TASK STATEMENT>
Give back every entry, exactly as written.

━━ DATA EXTRACTS ━━

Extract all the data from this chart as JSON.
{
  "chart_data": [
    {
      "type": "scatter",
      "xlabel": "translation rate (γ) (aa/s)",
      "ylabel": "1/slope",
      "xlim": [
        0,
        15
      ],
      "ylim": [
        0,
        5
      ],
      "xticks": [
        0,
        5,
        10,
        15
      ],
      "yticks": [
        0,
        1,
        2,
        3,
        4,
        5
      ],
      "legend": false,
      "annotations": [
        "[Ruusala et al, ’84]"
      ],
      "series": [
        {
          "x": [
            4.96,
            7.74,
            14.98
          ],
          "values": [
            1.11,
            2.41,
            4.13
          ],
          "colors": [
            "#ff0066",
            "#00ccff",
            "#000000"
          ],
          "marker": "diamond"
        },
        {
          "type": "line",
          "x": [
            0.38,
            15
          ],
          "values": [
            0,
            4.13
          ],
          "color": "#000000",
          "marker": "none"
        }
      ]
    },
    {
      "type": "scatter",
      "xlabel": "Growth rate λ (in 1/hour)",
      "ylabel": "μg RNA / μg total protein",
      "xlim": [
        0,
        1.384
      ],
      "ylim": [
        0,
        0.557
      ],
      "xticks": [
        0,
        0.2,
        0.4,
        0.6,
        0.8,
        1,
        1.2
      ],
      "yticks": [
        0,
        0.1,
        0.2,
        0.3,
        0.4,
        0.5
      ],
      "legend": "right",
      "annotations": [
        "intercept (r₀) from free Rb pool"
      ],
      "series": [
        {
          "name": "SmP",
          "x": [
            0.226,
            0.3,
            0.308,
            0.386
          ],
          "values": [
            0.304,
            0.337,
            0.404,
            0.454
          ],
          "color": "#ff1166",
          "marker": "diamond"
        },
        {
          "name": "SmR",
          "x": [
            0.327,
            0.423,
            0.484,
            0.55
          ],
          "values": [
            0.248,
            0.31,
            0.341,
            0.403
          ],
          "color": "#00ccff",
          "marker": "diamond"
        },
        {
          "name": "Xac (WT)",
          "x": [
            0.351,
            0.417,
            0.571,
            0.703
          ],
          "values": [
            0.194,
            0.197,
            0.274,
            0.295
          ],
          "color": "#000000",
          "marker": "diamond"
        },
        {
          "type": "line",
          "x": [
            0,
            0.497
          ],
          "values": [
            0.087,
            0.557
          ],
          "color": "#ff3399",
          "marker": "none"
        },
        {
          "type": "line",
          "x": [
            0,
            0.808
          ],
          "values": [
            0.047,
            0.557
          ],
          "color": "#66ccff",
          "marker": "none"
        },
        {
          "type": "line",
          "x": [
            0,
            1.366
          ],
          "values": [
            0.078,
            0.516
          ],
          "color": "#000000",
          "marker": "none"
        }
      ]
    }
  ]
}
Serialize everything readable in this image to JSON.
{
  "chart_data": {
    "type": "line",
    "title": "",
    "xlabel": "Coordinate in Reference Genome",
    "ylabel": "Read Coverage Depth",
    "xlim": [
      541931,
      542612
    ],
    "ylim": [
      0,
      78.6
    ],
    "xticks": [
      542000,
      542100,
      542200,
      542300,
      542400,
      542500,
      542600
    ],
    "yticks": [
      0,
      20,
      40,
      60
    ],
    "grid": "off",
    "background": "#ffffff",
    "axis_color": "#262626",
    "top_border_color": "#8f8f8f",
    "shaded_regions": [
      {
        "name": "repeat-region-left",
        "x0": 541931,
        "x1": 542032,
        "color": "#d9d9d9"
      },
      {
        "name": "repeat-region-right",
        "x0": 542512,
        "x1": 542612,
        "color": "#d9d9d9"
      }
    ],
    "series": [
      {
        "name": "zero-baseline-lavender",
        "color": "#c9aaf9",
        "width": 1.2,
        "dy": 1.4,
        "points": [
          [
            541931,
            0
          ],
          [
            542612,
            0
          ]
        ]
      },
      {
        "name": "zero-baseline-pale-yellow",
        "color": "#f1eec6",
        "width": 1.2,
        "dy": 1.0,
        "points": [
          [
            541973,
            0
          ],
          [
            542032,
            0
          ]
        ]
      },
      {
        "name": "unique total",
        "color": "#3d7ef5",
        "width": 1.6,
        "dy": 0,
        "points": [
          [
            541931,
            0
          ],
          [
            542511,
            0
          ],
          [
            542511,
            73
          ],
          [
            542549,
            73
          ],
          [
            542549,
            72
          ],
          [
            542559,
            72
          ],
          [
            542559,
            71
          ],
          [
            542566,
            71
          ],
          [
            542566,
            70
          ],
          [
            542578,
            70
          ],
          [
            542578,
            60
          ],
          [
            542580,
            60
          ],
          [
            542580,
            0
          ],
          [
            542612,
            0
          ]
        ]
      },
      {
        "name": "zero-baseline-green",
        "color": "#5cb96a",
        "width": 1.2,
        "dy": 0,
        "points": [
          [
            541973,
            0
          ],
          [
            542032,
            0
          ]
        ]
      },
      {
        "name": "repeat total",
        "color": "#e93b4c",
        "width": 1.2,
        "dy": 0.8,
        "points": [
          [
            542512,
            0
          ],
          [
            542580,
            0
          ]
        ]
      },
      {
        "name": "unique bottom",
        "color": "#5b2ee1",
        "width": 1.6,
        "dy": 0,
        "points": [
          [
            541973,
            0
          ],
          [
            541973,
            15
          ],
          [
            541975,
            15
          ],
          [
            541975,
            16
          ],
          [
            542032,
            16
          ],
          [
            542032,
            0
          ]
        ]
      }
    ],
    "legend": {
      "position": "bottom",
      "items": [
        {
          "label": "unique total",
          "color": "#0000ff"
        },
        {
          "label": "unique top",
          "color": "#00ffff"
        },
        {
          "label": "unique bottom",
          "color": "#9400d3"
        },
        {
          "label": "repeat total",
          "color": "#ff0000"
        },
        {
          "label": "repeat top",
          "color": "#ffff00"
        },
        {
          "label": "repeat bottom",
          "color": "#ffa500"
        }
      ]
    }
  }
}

━━━

SOLUTION TO THIS PROBLEM>
Extract all the data from this chart as JSON.
{
  "chart_data": [
    {
      "type": "scatter",
      "xlabel": "translation rate (γ) (aa/s)",
      "ylabel": "1/slope",
      "xlim": [
        0,
        15
      ],
      "ylim": [
        0,
        5
      ],
      "xticks": [
        0,
        5,
        10,
        15
      ],
      "yticks": [
        0,
        1,
        2,
        3,
        4,
        5
      ],
      "legend": false,
      "annotations": [
        "[Ruusala et al, ’84]"
      ],
      "series": [
        {
          "x": [
            4.96,
            7.74,
            14.98
          ],
          "values": [
            1.11,
            2.41,
            4.13
          ],
          "colors": [
            "#ff0066",
            "#00ccff",
            "#000000"
          ],
          "marker": "diamond"
        },
        {
          "type": "line",
          "x": [
            0.38,
            15
          ],
          "values": [
            0,
            4.13
          ],
          "color": "#000000",
          "marker": "none"
        }
      ]
    },
    {
      "type": "scatter",
      "xlabel": "Growth rate λ (in 1/hour)",
      "ylabel": "μg RNA / μg total protein",
      "xlim": [
        0,
        1.384
      ],
      "ylim": [
        0,
        0.557
      ],
      "xticks": [
        0,
        0.2,
        0.4,
        0.6,
        0.8,
        1,
        1.2
      ],
      "yticks": [
        0,
        0.1,
        0.2,
        0.3,
        0.4,
        0.5
      ],
      "legend": "right",
      "annotations": [
        "intercept (r₀) from free Rb pool"
      ],
      "series": [
        {
          "name": "SmP",
          "x": [
            0.226,
            0.3,
            0.308,
            0.386
          ],
          "values": [
            0.304,
            0.337,
            0.404,
            0.454
          ],
          "color": "#ff1166",
          "marker": "diamond"
        },
        {
          "name": "SmR",
          "x": [
            0.327,
            0.423,
            0.484,
            0.55
          ],
          "values": [
            0.248,
            0.31,
            0.341,
            0.403
          ],
          "color": "#00ccff",
          "marker": "diamond"
        },
        {
          "name": "Xac (WT)",
          "x": [
            0.351,
            0.417,
            0.571,
            0.703
          ],
          "values": [
            0.194,
            0.197,
            0.274,
            0.295
          ],
          "color": "#000000",
          "marker": "diamond"
        },
        {
          "type": "line",
          "x": [
            0,
            0.497
          ],
          "values": [
            0.087,
            0.557
          ],
          "color": "#ff3399",
          "marker": "none"
        },
        {
          "type": "line",
          "x": [
            0,
            0.808
          ],
          "values": [
            0.047,
            0.557
          ],
          "color": "#66ccff",
          "marker": "none"
        },
        {
          "type": "line",
          "x": [
            0,
            1.366
          ],
          "values": [
            0.078,
            0.516
          ],
          "color": "#000000",
          "marker": "none"
        }
      ]
    }
  ]
}
Serialize everything readable in this image to JSON.
{
  "chart_data": {
    "type": "line",
    "title": "",
    "xlabel": "Coordinate in Reference Genome",
    "ylabel": "Read Coverage Depth",
    "xlim": [
      541931,
      542612
    ],
    "ylim": [
      0,
      78.6
    ],
    "xticks": [
      542000,
      542100,
      542200,
      542300,
      542400,
      542500,
      542600
    ],
    "yticks": [
      0,
      20,
      40,
      60
    ],
    "grid": "off",
    "background": "#ffffff",
    "axis_color": "#262626",
    "top_border_color": "#8f8f8f",
    "shaded_regions": [
      {
        "name": "repeat-region-left",
        "x0": 541931,
        "x1": 542032,
        "color": "#d9d9d9"
      },
      {
        "name": "repeat-region-right",
        "x0": 542512,
        "x1": 542612,
        "color": "#d9d9d9"
      }
    ],
    "series": [
      {
        "name": "zero-baseline-lavender",
        "color": "#c9aaf9",
        "width": 1.2,
        "dy": 1.4,
        "points": [
          [
            541931,
            0
          ],
          [
            542612,
            0
          ]
        ]
      },
      {
        "name": "zero-baseline-pale-yellow",
        "color": "#f1eec6",
        "width": 1.2,
        "dy": 1.0,
        "points": [
          [
            541973,
            0
          ],
          [
            542032,
            0
          ]
        ]
      },
      {
        "name": "unique total",
        "color": "#3d7ef5",
        "width": 1.6,
        "dy": 0,
        "points": [
          [
            541931,
            0
          ],
          [
            542511,
            0
          ],
          [
            542511,
            73
          ],
          [
            542549,
            73
          ],
          [
            542549,
            72
          ],
          [
            542559,
            72
          ],
          [
            542559,
            71
          ],
          [
            542566,
            71
          ],
          [
            542566,
            70
          ],
          [
            542578,
            70
          ],
          [
            542578,
            60
          ],
          [
            542580,
            60
          ],
          [
            542580,
            0
          ],
          [
            542612,
            0
          ]
        ]
      },
      {
        "name": "zero-baseline-green",
        "color": "#5cb96a",
        "width": 1.2,
        "dy": 0,
        "points": [
          [
            541973,
            0
          ],
          [
            542032,
            0
          ]
        ]
      },
      {
        "name": "repeat total",
        "color": "#e93b4c",
        "width": 1.2,
        "dy": 0.8,
        "points": [
          [
            542512,
            0
          ],
          [
            542580,
            0
          ]
        ]
      },
      {
        "name": "unique bottom",
        "color": "#5b2ee1",
        "width": 1.6,
        "dy": 0,
        "points": [
          [
            541973,
            0
          ],
          [
            541973,
            15
          ],
          [
            541975,
            15
          ],
          [
            541975,
            16
          ],
          [
            542032,
            16
          ],
          [
            542032,
            0
          ]
        ]
      }
    ],
    "legend": {
      "position": "bottom",
      "items": [
        {
          "label": "unique total",
          "color": "#0000ff"
        },
        {
          "label": "unique top",
          "color": "#00ffff"
        },
        {
          "label": "unique bottom",
          "color": "#9400d3"
        },
        {
          "label": "repeat total",
          "color": "#ff0000"
        },
        {
          "label": "repeat top",
          "color": "#ffff00"
        },
        {
          "label": "repeat bottom",
          "color": "#ffa500"
        }
      ]
    }
  }
}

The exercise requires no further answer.